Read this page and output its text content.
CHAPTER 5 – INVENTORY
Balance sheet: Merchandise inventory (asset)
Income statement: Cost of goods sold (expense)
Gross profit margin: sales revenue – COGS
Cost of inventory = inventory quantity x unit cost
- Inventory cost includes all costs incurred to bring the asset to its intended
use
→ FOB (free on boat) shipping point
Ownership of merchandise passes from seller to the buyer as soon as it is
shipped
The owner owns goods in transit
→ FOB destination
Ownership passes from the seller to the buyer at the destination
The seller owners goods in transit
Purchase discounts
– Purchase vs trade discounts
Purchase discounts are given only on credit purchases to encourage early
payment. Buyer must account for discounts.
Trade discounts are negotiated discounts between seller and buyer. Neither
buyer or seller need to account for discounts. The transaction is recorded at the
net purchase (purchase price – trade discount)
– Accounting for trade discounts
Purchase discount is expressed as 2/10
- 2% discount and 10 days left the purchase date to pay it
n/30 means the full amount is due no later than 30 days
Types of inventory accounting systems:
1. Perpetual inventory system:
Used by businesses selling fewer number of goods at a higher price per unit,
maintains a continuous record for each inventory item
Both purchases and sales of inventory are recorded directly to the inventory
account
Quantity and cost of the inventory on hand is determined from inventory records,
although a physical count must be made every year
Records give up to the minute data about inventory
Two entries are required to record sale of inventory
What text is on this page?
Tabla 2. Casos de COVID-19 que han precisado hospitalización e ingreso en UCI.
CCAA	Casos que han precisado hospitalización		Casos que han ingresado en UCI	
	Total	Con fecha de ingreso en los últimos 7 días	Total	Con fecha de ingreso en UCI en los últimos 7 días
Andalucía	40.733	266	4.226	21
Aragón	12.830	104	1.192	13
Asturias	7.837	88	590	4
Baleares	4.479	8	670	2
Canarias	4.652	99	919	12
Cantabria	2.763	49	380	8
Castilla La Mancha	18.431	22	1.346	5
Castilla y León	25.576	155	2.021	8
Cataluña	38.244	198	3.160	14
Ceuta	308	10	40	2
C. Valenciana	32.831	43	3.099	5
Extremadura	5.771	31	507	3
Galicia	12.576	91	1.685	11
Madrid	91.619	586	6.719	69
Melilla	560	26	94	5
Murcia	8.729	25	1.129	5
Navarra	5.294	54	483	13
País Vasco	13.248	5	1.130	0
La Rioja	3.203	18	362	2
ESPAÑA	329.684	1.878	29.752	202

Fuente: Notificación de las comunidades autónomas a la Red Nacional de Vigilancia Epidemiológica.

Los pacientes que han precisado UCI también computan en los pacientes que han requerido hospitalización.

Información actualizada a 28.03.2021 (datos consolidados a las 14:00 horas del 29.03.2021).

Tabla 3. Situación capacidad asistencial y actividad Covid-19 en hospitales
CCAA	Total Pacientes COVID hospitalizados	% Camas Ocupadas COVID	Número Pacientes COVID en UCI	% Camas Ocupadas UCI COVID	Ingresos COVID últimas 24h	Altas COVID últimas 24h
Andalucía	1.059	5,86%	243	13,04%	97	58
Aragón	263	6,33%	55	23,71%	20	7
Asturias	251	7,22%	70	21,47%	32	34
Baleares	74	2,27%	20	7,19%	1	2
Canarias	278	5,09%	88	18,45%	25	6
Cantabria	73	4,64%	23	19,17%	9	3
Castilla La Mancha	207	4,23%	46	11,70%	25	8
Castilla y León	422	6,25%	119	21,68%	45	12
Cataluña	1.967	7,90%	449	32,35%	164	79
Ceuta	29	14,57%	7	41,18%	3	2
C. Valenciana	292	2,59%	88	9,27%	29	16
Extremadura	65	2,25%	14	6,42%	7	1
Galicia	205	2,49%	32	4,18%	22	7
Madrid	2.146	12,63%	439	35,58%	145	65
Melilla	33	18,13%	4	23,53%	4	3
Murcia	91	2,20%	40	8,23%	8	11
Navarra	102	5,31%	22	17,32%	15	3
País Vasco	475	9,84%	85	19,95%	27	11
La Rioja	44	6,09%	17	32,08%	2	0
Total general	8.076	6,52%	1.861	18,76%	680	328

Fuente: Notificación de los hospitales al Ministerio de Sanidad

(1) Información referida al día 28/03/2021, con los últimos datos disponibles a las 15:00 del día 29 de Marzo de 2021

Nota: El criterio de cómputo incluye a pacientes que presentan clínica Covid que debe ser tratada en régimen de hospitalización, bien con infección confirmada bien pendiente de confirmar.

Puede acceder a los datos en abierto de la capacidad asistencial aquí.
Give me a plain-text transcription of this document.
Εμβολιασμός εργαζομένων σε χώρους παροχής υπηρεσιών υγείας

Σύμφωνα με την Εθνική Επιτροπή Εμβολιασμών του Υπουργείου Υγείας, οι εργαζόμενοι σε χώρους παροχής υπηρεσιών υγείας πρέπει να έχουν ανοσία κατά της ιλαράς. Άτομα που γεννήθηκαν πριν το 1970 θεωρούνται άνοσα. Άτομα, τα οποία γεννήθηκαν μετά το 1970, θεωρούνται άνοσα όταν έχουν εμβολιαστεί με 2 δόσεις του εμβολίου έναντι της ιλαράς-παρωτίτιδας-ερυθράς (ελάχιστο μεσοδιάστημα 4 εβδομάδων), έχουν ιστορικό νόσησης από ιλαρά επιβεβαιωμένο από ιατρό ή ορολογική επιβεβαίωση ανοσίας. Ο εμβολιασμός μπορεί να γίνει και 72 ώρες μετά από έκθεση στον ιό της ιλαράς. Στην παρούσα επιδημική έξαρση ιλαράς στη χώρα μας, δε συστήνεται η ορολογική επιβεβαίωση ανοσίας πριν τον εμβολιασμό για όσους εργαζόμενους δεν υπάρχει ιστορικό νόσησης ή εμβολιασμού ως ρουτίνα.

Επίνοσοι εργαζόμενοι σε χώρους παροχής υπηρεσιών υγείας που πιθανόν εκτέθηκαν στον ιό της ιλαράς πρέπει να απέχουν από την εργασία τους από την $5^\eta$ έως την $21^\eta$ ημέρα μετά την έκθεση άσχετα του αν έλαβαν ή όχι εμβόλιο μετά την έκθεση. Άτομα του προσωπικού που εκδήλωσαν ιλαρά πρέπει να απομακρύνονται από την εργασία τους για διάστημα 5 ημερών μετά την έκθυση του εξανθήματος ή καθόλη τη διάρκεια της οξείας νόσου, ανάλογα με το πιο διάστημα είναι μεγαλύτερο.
------------------------------------------------
Problem. Copy out every line from the data above that has "asistencial" in it.

Exercise solution.
Tabla 3. Situación capacidad asistencial y actividad Covid-19 en hospitales
Puede acceder a los datos en abierto de la capacidad asistencial aquí.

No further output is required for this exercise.